• _WHAT THE EXERCISE ASKS_: Return each line of the listing below, unchanged, and omit the images.

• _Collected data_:

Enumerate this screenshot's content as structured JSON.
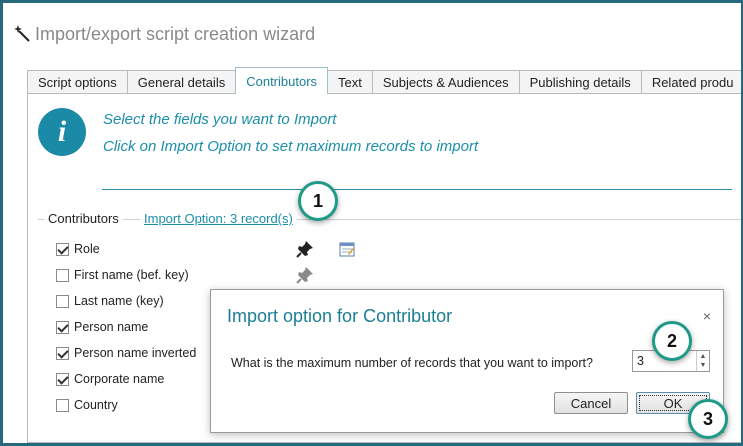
{
  "window": {
    "title": "Import/export script creation wizard"
  },
  "tabs": [
    {
      "label": "Script options"
    },
    {
      "label": "General details"
    },
    {
      "label": "Contributors"
    },
    {
      "label": "Text"
    },
    {
      "label": "Subjects & Audiences"
    },
    {
      "label": "Publishing details"
    },
    {
      "label": "Related produ"
    }
  ],
  "instructions": {
    "line1": "Select the fields you want to Import",
    "line2": "Click on Import Option to set maximum records to import"
  },
  "group": {
    "label": "Contributors",
    "import_link": "Import Option: 3  record(s)"
  },
  "fields": [
    {
      "label": "Role",
      "checked": true
    },
    {
      "label": "First name (bef. key)",
      "checked": false
    },
    {
      "label": "Last name (key)",
      "checked": false
    },
    {
      "label": "Person name",
      "checked": true
    },
    {
      "label": "Person name inverted",
      "checked": true
    },
    {
      "label": "Corporate name",
      "checked": true
    },
    {
      "label": "Country",
      "checked": false
    }
  ],
  "dialog": {
    "title": "Import option for Contributor",
    "close": "×",
    "question": "What is the maximum number of records that you want to import?",
    "value": "3",
    "cancel_label": "Cancel",
    "ok_label": "OK"
  },
  "badges": [
    "1",
    "2",
    "3"
  ],
  "colors": {
    "accent": "#1b8fab",
    "frame": "#26697d",
    "badge_ring": "#1e9a87"
  }
}
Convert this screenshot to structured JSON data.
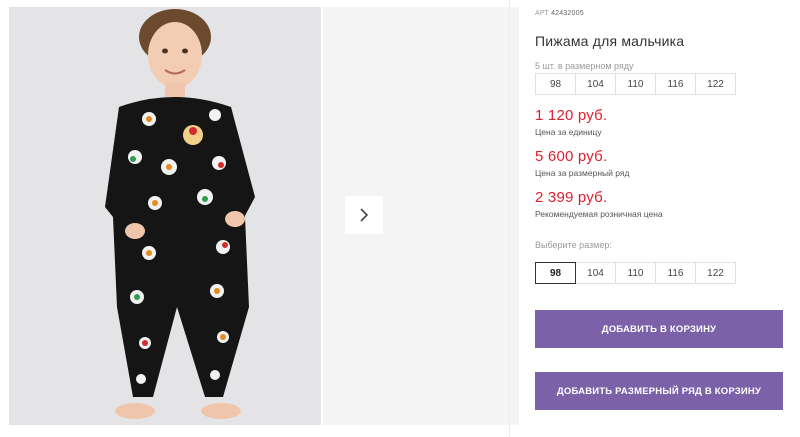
{
  "gallery": {
    "next_icon": "chevron-right-icon"
  },
  "product": {
    "art_label": "АРТ",
    "art_number": "42432005",
    "title": "Пижама для мальчика",
    "row_label": "5 шт. в размерном ряду",
    "row_sizes": [
      "98",
      "104",
      "110",
      "116",
      "122"
    ],
    "prices": [
      {
        "value": "1 120 руб.",
        "note": "Цена за единицу"
      },
      {
        "value": "5 600 руб.",
        "note": "Цена за размерный ряд"
      },
      {
        "value": "2 399 руб.",
        "note": "Рекомендуемая розничная цена"
      }
    ],
    "choose_label": "Выберите размер:",
    "choose_sizes": [
      "98",
      "104",
      "110",
      "116",
      "122"
    ],
    "selected_size": "98",
    "add_to_cart": "ДОБАВИТЬ В КОРЗИНУ",
    "add_row_to_cart": "ДОБАВИТЬ РАЗМЕРНЫЙ РЯД В КОРЗИНУ"
  },
  "colors": {
    "price": "#e0202f",
    "button": "#7b62a8"
  }
}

• _REPLY TO THE EXERCISE_:
Enumerate this screenshot's content as structured JSON.
{
  "window": {
    "title": "Import/export script creation wizard"
  },
  "tabs": [
    {
      "label": "Script options"
    },
    {
      "label": "General details"
    },
    {
      "label": "Contributors"
    },
    {
      "label": "Text"
    },
    {
      "label": "Subjects & Audiences"
    },
    {
      "label": "Publishing details"
    },
    {
      "label": "Related produ"
    }
  ],
  "instructions": {
    "line1": "Select the fields you want to Import",
    "line2": "Click on Import Option to set maximum records to import"
  },
  "group": {
    "label": "Contributors",
    "import_link": "Import Option: 3  record(s)"
  },
  "fields": [
    {
      "label": "Role",
      "checked": true
    },
    {
      "label": "First name (bef. key)",
      "checked": false
    },
    {
      "label": "Last name (key)",
      "checked": false
    },
    {
      "label": "Person name",
      "checked": true
    },
    {
      "label": "Person name inverted",
      "checked": true
    },
    {
      "label": "Corporate name",
      "checked": true
    },
    {
      "label": "Country",
      "checked": false
    }
  ],
  "dialog": {
    "title": "Import option for Contributor",
    "close": "×",
    "question": "What is the maximum number of records that you want to import?",
    "value": "3",
    "cancel_label": "Cancel",
    "ok_label": "OK"
  },
  "badges": [
    "1",
    "2",
    "3"
  ],
  "colors": {
    "accent": "#1b8fab",
    "frame": "#26697d",
    "badge_ring": "#1e9a87"
  }
}
Convert this screenshot to structured JSON data.
{
  "gallery": {
    "next_icon": "chevron-right-icon"
  },
  "product": {
    "art_label": "АРТ",
    "art_number": "42432005",
    "title": "Пижама для мальчика",
    "row_label": "5 шт. в размерном ряду",
    "row_sizes": [
      "98",
      "104",
      "110",
      "116",
      "122"
    ],
    "prices": [
      {
        "value": "1 120 руб.",
        "note": "Цена за единицу"
      },
      {
        "value": "5 600 руб.",
        "note": "Цена за размерный ряд"
      },
      {
        "value": "2 399 руб.",
        "note": "Рекомендуемая розничная цена"
      }
    ],
    "choose_label": "Выберите размер:",
    "choose_sizes": [
      "98",
      "104",
      "110",
      "116",
      "122"
    ],
    "selected_size": "98",
    "add_to_cart": "ДОБАВИТЬ В КОРЗИНУ",
    "add_row_to_cart": "ДОБАВИТЬ РАЗМЕРНЫЙ РЯД В КОРЗИНУ"
  },
  "colors": {
    "price": "#e0202f",
    "button": "#7b62a8"
  }
}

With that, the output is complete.